GIVEN INFORMATION:
━━━━

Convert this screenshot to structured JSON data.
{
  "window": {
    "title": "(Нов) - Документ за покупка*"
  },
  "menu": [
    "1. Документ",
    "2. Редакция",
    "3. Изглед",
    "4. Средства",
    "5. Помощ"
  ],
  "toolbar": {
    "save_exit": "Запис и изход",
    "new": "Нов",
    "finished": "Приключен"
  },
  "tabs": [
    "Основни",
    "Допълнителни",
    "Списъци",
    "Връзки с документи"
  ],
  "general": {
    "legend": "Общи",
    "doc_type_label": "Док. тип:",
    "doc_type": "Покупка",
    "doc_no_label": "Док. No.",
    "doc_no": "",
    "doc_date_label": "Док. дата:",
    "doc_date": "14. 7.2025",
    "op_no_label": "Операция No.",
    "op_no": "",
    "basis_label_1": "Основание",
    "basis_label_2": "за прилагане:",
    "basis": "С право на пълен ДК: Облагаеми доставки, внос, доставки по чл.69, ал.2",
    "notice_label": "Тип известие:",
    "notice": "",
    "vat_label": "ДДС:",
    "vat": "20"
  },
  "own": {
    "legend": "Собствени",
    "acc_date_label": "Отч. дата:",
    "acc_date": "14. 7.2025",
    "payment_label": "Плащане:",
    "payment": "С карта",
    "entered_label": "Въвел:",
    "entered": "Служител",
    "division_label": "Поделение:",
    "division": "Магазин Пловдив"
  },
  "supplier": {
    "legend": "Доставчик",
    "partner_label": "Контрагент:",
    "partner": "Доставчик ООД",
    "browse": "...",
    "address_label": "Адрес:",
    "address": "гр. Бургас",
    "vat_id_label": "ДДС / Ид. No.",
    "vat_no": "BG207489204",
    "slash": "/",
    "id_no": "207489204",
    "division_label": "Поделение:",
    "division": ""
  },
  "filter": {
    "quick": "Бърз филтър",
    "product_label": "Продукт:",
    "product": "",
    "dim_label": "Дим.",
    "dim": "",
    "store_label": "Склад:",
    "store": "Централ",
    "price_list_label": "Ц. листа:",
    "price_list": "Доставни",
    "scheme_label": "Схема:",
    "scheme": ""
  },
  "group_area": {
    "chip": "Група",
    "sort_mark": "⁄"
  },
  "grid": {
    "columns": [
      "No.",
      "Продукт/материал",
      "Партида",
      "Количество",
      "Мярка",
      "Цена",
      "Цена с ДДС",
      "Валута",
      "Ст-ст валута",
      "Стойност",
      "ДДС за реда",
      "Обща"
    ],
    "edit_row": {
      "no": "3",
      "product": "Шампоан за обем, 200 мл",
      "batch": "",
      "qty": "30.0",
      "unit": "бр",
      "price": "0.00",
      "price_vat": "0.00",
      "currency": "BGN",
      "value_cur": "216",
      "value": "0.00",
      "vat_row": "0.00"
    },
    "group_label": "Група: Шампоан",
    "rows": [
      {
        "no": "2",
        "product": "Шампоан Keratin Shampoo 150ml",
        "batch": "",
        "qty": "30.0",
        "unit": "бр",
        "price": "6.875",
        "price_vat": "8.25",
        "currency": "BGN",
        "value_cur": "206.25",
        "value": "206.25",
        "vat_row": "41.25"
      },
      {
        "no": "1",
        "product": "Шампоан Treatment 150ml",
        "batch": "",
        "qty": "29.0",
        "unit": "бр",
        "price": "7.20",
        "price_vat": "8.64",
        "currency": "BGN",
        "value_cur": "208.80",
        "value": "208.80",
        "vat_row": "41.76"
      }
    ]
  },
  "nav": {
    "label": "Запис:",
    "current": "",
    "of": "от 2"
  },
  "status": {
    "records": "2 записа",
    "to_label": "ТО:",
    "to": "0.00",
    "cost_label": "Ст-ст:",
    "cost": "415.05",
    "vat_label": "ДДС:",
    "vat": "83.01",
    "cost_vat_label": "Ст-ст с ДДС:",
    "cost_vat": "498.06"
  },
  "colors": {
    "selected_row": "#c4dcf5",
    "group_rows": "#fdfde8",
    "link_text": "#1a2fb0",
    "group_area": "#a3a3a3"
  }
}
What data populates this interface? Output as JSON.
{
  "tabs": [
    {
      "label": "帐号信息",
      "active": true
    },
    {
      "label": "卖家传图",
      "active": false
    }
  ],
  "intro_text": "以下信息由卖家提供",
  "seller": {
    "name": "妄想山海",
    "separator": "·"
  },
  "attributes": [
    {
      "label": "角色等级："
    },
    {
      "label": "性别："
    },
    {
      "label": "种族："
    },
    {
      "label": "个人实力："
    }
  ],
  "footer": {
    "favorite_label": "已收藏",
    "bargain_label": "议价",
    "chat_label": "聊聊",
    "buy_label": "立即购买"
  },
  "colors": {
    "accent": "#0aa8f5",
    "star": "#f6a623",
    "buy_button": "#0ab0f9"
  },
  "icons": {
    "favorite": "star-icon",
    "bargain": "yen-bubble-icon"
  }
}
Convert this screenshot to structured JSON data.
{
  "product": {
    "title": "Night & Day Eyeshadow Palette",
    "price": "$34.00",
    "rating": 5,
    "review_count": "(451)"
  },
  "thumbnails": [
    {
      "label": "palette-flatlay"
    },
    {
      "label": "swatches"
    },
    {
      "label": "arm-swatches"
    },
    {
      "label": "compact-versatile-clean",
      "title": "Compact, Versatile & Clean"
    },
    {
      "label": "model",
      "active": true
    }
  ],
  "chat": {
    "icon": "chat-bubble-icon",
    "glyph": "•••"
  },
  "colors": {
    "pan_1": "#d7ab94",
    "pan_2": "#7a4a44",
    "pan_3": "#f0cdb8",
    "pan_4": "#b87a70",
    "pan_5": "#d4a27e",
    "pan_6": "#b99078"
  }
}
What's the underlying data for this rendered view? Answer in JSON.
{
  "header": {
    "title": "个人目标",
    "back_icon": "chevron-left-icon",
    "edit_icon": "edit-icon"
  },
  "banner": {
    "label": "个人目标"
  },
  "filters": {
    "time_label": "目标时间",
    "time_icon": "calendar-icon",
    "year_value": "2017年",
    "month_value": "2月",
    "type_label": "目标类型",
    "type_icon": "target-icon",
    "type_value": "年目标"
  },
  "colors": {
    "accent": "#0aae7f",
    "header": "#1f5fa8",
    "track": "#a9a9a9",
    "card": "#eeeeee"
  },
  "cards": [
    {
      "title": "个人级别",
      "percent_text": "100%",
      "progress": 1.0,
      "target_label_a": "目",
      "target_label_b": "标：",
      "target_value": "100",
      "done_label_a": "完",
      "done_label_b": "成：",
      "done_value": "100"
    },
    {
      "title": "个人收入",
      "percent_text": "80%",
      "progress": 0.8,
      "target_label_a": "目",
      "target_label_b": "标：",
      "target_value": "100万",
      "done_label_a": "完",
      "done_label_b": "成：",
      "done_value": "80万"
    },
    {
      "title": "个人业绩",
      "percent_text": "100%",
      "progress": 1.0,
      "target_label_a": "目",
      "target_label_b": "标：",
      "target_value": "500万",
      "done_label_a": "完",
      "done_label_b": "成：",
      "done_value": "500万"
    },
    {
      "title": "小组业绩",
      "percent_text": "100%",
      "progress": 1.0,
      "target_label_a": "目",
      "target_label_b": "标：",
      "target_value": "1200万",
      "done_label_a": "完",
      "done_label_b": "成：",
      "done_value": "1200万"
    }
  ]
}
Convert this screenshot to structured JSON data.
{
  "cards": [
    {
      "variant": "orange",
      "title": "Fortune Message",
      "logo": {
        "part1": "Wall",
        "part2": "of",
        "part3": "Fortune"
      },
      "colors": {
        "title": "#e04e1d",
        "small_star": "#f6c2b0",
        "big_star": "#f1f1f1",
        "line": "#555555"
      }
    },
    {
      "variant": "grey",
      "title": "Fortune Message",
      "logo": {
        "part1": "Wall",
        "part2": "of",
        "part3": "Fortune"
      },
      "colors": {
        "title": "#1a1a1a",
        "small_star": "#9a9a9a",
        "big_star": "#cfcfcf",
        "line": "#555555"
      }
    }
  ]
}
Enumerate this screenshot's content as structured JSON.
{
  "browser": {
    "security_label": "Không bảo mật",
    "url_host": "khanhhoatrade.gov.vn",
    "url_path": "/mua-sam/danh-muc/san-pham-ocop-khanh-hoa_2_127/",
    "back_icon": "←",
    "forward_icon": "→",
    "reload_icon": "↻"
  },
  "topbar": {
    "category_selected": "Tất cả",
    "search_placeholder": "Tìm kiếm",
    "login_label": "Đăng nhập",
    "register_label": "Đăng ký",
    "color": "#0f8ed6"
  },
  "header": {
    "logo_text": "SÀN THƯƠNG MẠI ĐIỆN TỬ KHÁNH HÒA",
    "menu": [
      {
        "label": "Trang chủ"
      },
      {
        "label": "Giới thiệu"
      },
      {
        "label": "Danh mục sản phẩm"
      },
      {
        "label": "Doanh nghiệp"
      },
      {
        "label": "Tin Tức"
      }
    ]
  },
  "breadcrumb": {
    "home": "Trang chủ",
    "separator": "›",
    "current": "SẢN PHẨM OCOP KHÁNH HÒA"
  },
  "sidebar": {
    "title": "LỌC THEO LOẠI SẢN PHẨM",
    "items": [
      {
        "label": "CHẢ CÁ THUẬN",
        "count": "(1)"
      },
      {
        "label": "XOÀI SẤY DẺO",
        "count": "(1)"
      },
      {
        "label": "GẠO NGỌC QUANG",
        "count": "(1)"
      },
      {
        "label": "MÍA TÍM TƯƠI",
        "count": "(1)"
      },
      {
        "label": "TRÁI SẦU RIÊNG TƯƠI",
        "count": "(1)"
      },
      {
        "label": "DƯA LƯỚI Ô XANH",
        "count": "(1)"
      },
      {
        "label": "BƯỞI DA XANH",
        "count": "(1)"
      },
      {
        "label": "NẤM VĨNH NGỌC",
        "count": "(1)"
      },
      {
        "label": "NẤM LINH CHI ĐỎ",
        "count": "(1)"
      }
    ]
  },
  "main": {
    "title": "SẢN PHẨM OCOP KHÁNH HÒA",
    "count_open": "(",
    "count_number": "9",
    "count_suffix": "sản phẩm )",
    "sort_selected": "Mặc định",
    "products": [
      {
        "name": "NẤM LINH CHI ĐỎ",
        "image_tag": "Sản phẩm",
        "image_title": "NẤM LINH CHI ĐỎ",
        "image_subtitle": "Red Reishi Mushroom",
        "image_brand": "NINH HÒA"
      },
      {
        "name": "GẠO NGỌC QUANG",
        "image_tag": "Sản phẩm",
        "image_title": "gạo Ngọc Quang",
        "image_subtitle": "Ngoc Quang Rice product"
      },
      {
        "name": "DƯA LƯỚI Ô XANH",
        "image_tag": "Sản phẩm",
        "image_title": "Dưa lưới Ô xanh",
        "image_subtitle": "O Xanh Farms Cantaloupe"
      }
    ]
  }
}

━━━━

REQUIRED TASK: How many lines in the listing above contain "Đăng"? Answer with the number alone.

SOLVED EXERCISE: 2